━━━━━ Supplied data
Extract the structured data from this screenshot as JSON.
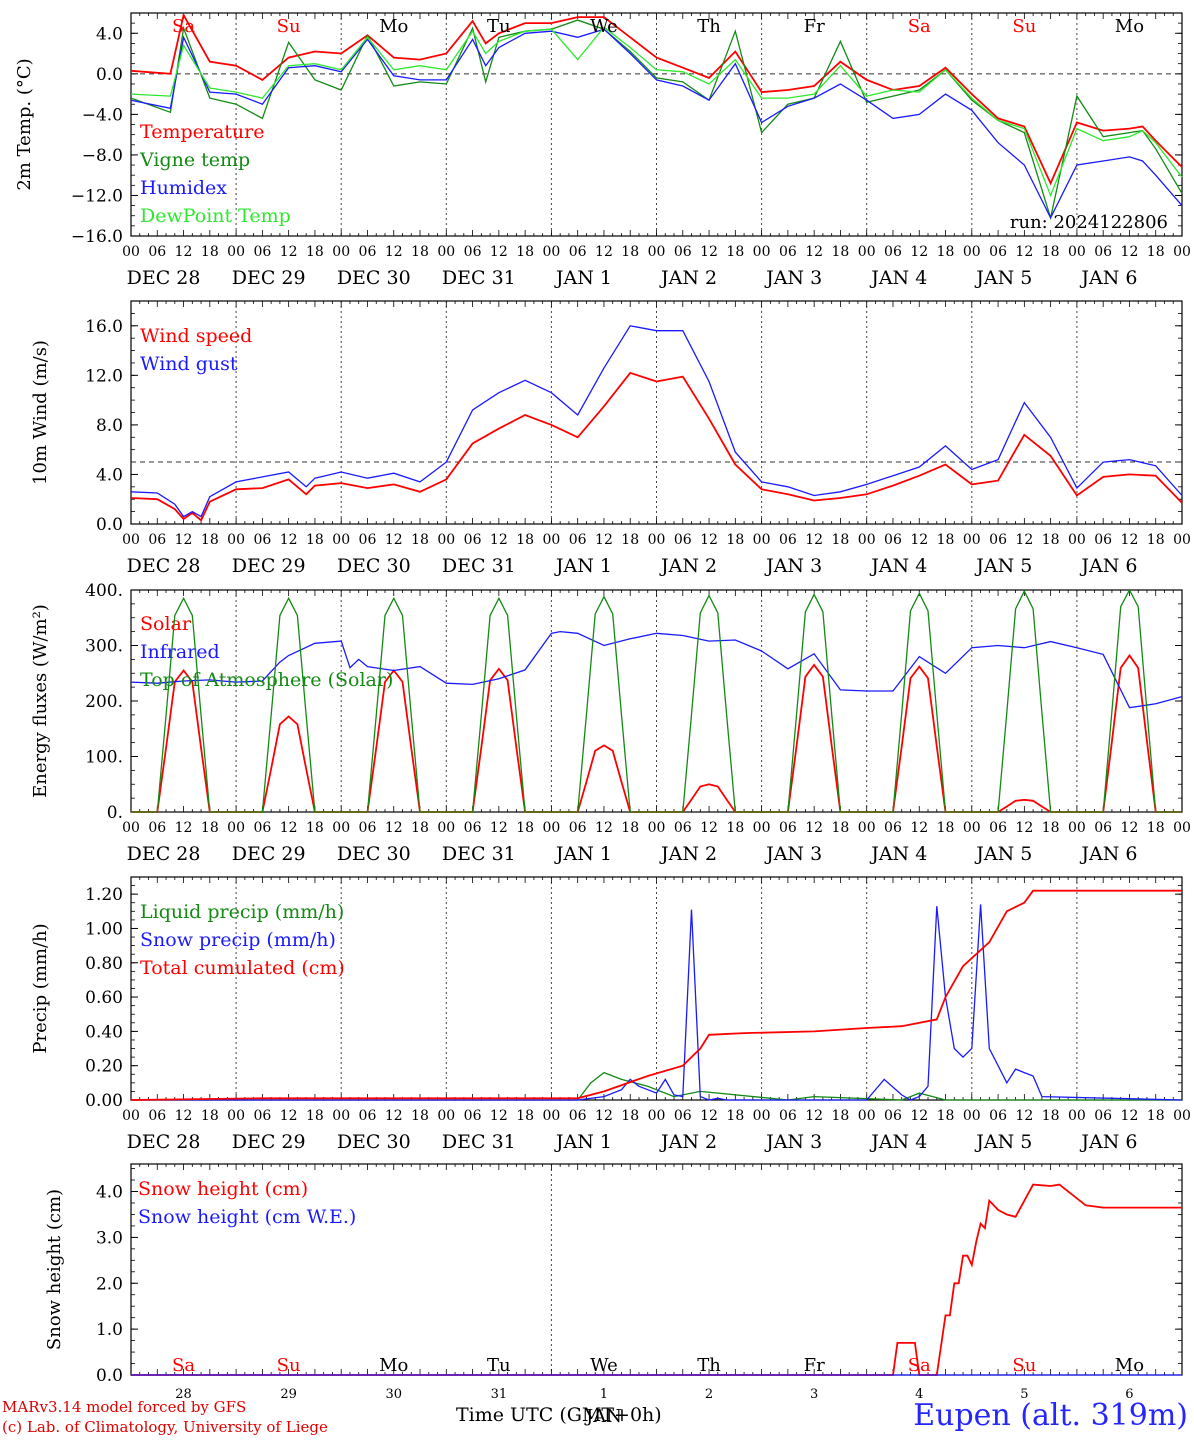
{
  "colors": {
    "red": "#ff0000",
    "green": "#138a13",
    "blue": "#1a1aff",
    "lightgreen": "#2ee82e",
    "grid": "#444444",
    "black": "#000000"
  },
  "weekdays": [
    "Sa",
    "Su",
    "Mo",
    "Tu",
    "We",
    "Th",
    "Fr",
    "Sa",
    "Su",
    "Mo"
  ],
  "weekday_colors": [
    "red",
    "red",
    "black",
    "black",
    "black",
    "black",
    "black",
    "red",
    "red",
    "black"
  ],
  "hour_ticks": [
    "00",
    "06",
    "12",
    "18"
  ],
  "hour_end": "00",
  "date_labels": [
    "DEC 28",
    "DEC 29",
    "DEC 30",
    "DEC 31",
    "JAN  1",
    "JAN  2",
    "JAN  3",
    "JAN  4",
    "JAN  5",
    "JAN  6"
  ],
  "bottom_day_numbers": [
    "28",
    "29",
    "30",
    "31",
    "1",
    "2",
    "3",
    "4",
    "5",
    "6"
  ],
  "bottom_month": "JAN",
  "x_title": "Time UTC (GMT+0h)",
  "credit": {
    "line1": "MARv3.14 model forced by GFS",
    "line2": "(c) Lab. of Climatology, University of Liege"
  },
  "station": "Eupen (alt. 319m)",
  "chart_data": [
    {
      "type": "line",
      "ylabel": "2m Temp. (°C)",
      "ylim": [
        -16,
        6
      ],
      "yticks": [
        4,
        0,
        -4,
        -8,
        -12,
        -16
      ],
      "ytick_labels": [
        "4.0",
        "0.0",
        "−4.0",
        "−8.0",
        "−12.0",
        "−16.0"
      ],
      "ref_line": 0,
      "run_label": "run: 2024122806",
      "series": [
        {
          "name": "Temperature",
          "color": "red",
          "x": [
            0,
            9,
            12,
            18,
            24,
            30,
            36,
            42,
            48,
            54,
            60,
            66,
            72,
            78,
            81,
            84,
            90,
            96,
            102,
            108,
            114,
            120,
            126,
            132,
            138,
            144,
            150,
            156,
            162,
            168,
            174,
            180,
            186,
            192,
            198,
            204,
            210,
            216,
            222,
            228,
            231,
            234,
            240
          ],
          "y": [
            0.3,
            0,
            5.8,
            1.2,
            0.8,
            -0.6,
            1.6,
            2.2,
            2,
            3.8,
            1.6,
            1.4,
            2,
            5.2,
            3,
            4,
            5,
            5,
            5.6,
            5.6,
            3.6,
            1.6,
            0.6,
            -0.4,
            2.2,
            -1.8,
            -1.6,
            -1.2,
            1.2,
            -0.6,
            -1.6,
            -1.2,
            0.6,
            -2,
            -4.4,
            -5.2,
            -10.8,
            -4.8,
            -5.6,
            -5.4,
            -5.2,
            -6.6,
            -9.2
          ]
        },
        {
          "name": "Vigne temp",
          "color": "green",
          "x": [
            0,
            9,
            12,
            18,
            24,
            30,
            36,
            42,
            48,
            54,
            60,
            66,
            72,
            78,
            81,
            84,
            90,
            96,
            102,
            108,
            114,
            120,
            126,
            132,
            138,
            144,
            150,
            156,
            162,
            168,
            174,
            180,
            186,
            192,
            198,
            204,
            210,
            216,
            222,
            228,
            231,
            234,
            240
          ],
          "y": [
            -2.4,
            -3.8,
            4.5,
            -2.4,
            -3,
            -4.4,
            3.1,
            -0.6,
            -1.6,
            3.8,
            -1.2,
            -0.8,
            -1,
            4.5,
            -0.8,
            3.6,
            4.2,
            4.4,
            5.3,
            4.4,
            2.2,
            -0.4,
            -0.8,
            -2.6,
            4.2,
            -5.8,
            -3,
            -2.4,
            3.2,
            -2.8,
            -2.2,
            -1.6,
            0.4,
            -2.6,
            -4.6,
            -5.8,
            -14.2,
            -2.2,
            -6.2,
            -5.8,
            -5.6,
            -7.4,
            -11.8
          ]
        },
        {
          "name": "Humidex",
          "color": "blue",
          "x": [
            0,
            9,
            12,
            18,
            24,
            30,
            36,
            42,
            48,
            54,
            60,
            66,
            72,
            78,
            81,
            84,
            90,
            96,
            102,
            108,
            114,
            120,
            126,
            132,
            138,
            144,
            150,
            156,
            162,
            168,
            174,
            180,
            186,
            192,
            198,
            204,
            210,
            216,
            222,
            228,
            231,
            234,
            240
          ],
          "y": [
            -2.6,
            -3.4,
            3.6,
            -1.8,
            -2,
            -3,
            0.6,
            0.8,
            0.2,
            3.4,
            -0.2,
            -0.6,
            -0.6,
            3.4,
            0.8,
            2.6,
            4,
            4.2,
            3.6,
            4.4,
            2,
            -0.6,
            -1.2,
            -2.6,
            1,
            -4.8,
            -3.2,
            -2.4,
            -1,
            -2.6,
            -4.4,
            -4,
            -2,
            -3.6,
            -6.8,
            -9,
            -14.2,
            -9,
            -8.6,
            -8.2,
            -8.6,
            -10,
            -13
          ]
        },
        {
          "name": "DewPoint Temp",
          "color": "lightgreen",
          "x": [
            0,
            9,
            12,
            18,
            24,
            30,
            36,
            42,
            48,
            54,
            60,
            66,
            72,
            78,
            81,
            84,
            90,
            96,
            102,
            108,
            114,
            120,
            126,
            132,
            138,
            144,
            150,
            156,
            162,
            168,
            174,
            180,
            186,
            192,
            198,
            204,
            210,
            216,
            222,
            228,
            231,
            234,
            240
          ],
          "y": [
            -2,
            -2.2,
            2.8,
            -1.4,
            -1.8,
            -2.4,
            0.8,
            1,
            0.4,
            3.6,
            0.4,
            0.8,
            0.4,
            4.2,
            2,
            3.2,
            4.2,
            4.4,
            1.4,
            4.6,
            2.6,
            0.4,
            0.2,
            -1,
            1.4,
            -2.4,
            -2.4,
            -2,
            0.8,
            -2.2,
            -1.6,
            -1.8,
            0.4,
            -2.4,
            -4.6,
            -5.4,
            -12,
            -5.4,
            -6.6,
            -6.2,
            -5.6,
            -6.8,
            -10.2
          ]
        }
      ]
    },
    {
      "type": "line",
      "ylabel": "10m Wind (m/s)",
      "ylim": [
        0,
        18
      ],
      "yticks": [
        16,
        12,
        8,
        4,
        0
      ],
      "ytick_labels": [
        "16.0",
        "12.0",
        "8.0",
        "4.0",
        "0.0"
      ],
      "ref_line": 5,
      "series": [
        {
          "name": "Wind speed",
          "color": "red",
          "x": [
            0,
            6,
            10,
            12,
            14,
            16,
            18,
            24,
            30,
            36,
            40,
            42,
            48,
            54,
            60,
            66,
            72,
            78,
            84,
            90,
            96,
            102,
            108,
            114,
            120,
            126,
            132,
            138,
            144,
            150,
            156,
            162,
            168,
            174,
            180,
            186,
            192,
            198,
            204,
            210,
            216,
            222,
            228,
            234,
            240
          ],
          "y": [
            2.1,
            2,
            1.2,
            0.4,
            0.9,
            0.3,
            1.8,
            2.8,
            2.9,
            3.6,
            2.4,
            3.1,
            3.3,
            2.9,
            3.2,
            2.6,
            3.6,
            6.5,
            7.7,
            8.8,
            8,
            7,
            9.5,
            12.2,
            11.5,
            11.9,
            8.5,
            4.8,
            2.8,
            2.4,
            1.9,
            2.1,
            2.4,
            3.1,
            3.9,
            4.8,
            3.2,
            3.5,
            7.2,
            5.5,
            2.3,
            3.8,
            4,
            3.9,
            1.7
          ]
        },
        {
          "name": "Wind gust",
          "color": "blue",
          "x": [
            0,
            6,
            10,
            12,
            14,
            16,
            18,
            24,
            30,
            36,
            40,
            42,
            48,
            54,
            60,
            66,
            72,
            78,
            84,
            90,
            96,
            102,
            108,
            114,
            120,
            126,
            132,
            138,
            144,
            150,
            156,
            162,
            168,
            174,
            180,
            186,
            192,
            198,
            204,
            210,
            216,
            222,
            228,
            234,
            240
          ],
          "y": [
            2.6,
            2.5,
            1.6,
            0.6,
            1,
            0.6,
            2.2,
            3.4,
            3.8,
            4.2,
            3,
            3.7,
            4.2,
            3.7,
            4.1,
            3.4,
            5,
            9.2,
            10.6,
            11.6,
            10.6,
            8.8,
            12.6,
            16,
            15.6,
            15.6,
            11.5,
            5.8,
            3.4,
            3,
            2.3,
            2.6,
            3.2,
            3.9,
            4.6,
            6.3,
            4.4,
            5.2,
            9.8,
            7,
            2.9,
            5,
            5.2,
            4.7,
            2.3
          ]
        }
      ]
    },
    {
      "type": "line",
      "ylabel": "Energy fluxes (W/m²)",
      "ylim": [
        0,
        400
      ],
      "yticks": [
        400,
        300,
        200,
        100,
        0
      ],
      "ytick_labels": [
        "400.",
        "300.",
        "200.",
        "100.",
        "0."
      ],
      "series": [
        {
          "name": "Solar",
          "color": "red",
          "peaks": [
            255,
            172,
            255,
            258,
            120,
            50,
            265,
            262,
            22,
            282
          ]
        },
        {
          "name": "Infrared",
          "color": "blue",
          "x": [
            0,
            6,
            12,
            18,
            24,
            30,
            34,
            36,
            42,
            48,
            50,
            52,
            54,
            60,
            66,
            72,
            78,
            84,
            90,
            96,
            98,
            102,
            108,
            114,
            120,
            126,
            132,
            138,
            144,
            150,
            156,
            162,
            168,
            174,
            180,
            186,
            192,
            198,
            204,
            210,
            216,
            222,
            228,
            234,
            240
          ],
          "y": [
            234,
            232,
            236,
            238,
            234,
            236,
            270,
            282,
            304,
            308,
            260,
            275,
            262,
            255,
            262,
            232,
            230,
            240,
            256,
            322,
            325,
            322,
            300,
            312,
            322,
            318,
            308,
            310,
            290,
            258,
            285,
            220,
            218,
            218,
            280,
            250,
            296,
            300,
            296,
            307,
            296,
            284,
            188,
            195,
            208
          ]
        },
        {
          "name": "Top of Atmosphere (Solar)",
          "color": "green",
          "peaks": [
            385,
            385,
            385,
            385,
            388,
            390,
            392,
            394,
            398,
            402
          ]
        }
      ]
    },
    {
      "type": "line",
      "ylabel": "Precip (mm/h)",
      "ylim": [
        0,
        1.3
      ],
      "yticks": [
        1.2,
        1,
        0.8,
        0.6,
        0.4,
        0.2,
        0
      ],
      "ytick_labels": [
        "1.20",
        "1.00",
        "0.80",
        "0.60",
        "0.40",
        "0.20",
        "0.00"
      ],
      "series": [
        {
          "name": "Liquid precip (mm/h)",
          "color": "green",
          "x": [
            0,
            102,
            105,
            108,
            112,
            118,
            124,
            130,
            150,
            156,
            176,
            178,
            180,
            186,
            192,
            240
          ],
          "y": [
            0,
            0,
            0.1,
            0.16,
            0.12,
            0.08,
            0.02,
            0.05,
            0,
            0.02,
            0,
            0.02,
            0.04,
            0,
            0,
            0
          ]
        },
        {
          "name": "Snow precip (mm/h)",
          "color": "blue",
          "x": [
            0,
            102,
            108,
            112,
            114,
            116,
            118,
            120,
            122,
            124,
            126,
            128,
            130,
            132,
            134,
            136,
            138,
            144,
            150,
            168,
            172,
            176,
            178,
            180,
            182,
            184,
            186,
            188,
            190,
            192,
            194,
            196,
            198,
            200,
            202,
            204,
            206,
            208,
            240
          ],
          "y": [
            0,
            0,
            0.02,
            0.06,
            0.12,
            0.08,
            0.06,
            0.04,
            0.12,
            0.03,
            0.02,
            1.11,
            0.02,
            0,
            0.01,
            0,
            0,
            0,
            0,
            0,
            0.12,
            0.03,
            0,
            0.02,
            0.08,
            1.13,
            0.6,
            0.3,
            0.25,
            0.3,
            1.14,
            0.3,
            0.2,
            0.1,
            0.18,
            0.16,
            0.14,
            0.02,
            0
          ]
        },
        {
          "name": "Total cumulated (cm)",
          "color": "red",
          "x": [
            0,
            30,
            102,
            108,
            118,
            126,
            130,
            132,
            140,
            156,
            168,
            176,
            184,
            186,
            190,
            196,
            200,
            204,
            206,
            240
          ],
          "y": [
            0,
            0.01,
            0.01,
            0.05,
            0.14,
            0.2,
            0.3,
            0.38,
            0.39,
            0.4,
            0.42,
            0.43,
            0.47,
            0.6,
            0.78,
            0.92,
            1.1,
            1.15,
            1.22,
            1.22
          ]
        }
      ]
    },
    {
      "type": "line",
      "ylabel": "Snow height (cm)",
      "ylim": [
        0,
        4.6
      ],
      "yticks": [
        4,
        3,
        2,
        1,
        0
      ],
      "ytick_labels": [
        "4.0",
        "3.0",
        "2.0",
        "1.0",
        "0.0"
      ],
      "series": [
        {
          "name": "Snow height (cm)",
          "color": "red",
          "x": [
            0,
            174,
            175,
            179,
            180,
            184,
            186,
            187,
            188,
            189,
            190,
            191,
            192,
            193,
            194,
            195,
            196,
            197,
            198,
            200,
            202,
            206,
            210,
            212,
            218,
            222,
            230,
            240
          ],
          "y": [
            0,
            0,
            0.7,
            0.7,
            0,
            0,
            1.3,
            1.3,
            2,
            2,
            2.6,
            2.6,
            2.4,
            2.9,
            3.3,
            3.2,
            3.8,
            3.7,
            3.6,
            3.5,
            3.45,
            4.15,
            4.12,
            4.15,
            3.7,
            3.65,
            3.65,
            3.65
          ]
        },
        {
          "name": "Snow height (cm W.E.)",
          "color": "blue",
          "x": [
            0,
            240
          ],
          "y": [
            0,
            0
          ]
        }
      ]
    }
  ]
}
━━━━━━━━━━
To do. Find all lines where the word "Snow" appears. Copy them.

Output.
          "name": "Snow precip (mm/h)",
      "ylabel": "Snow height (cm)",
          "name": "Snow height (cm)",
          "name": "Snow height (cm W.E.)",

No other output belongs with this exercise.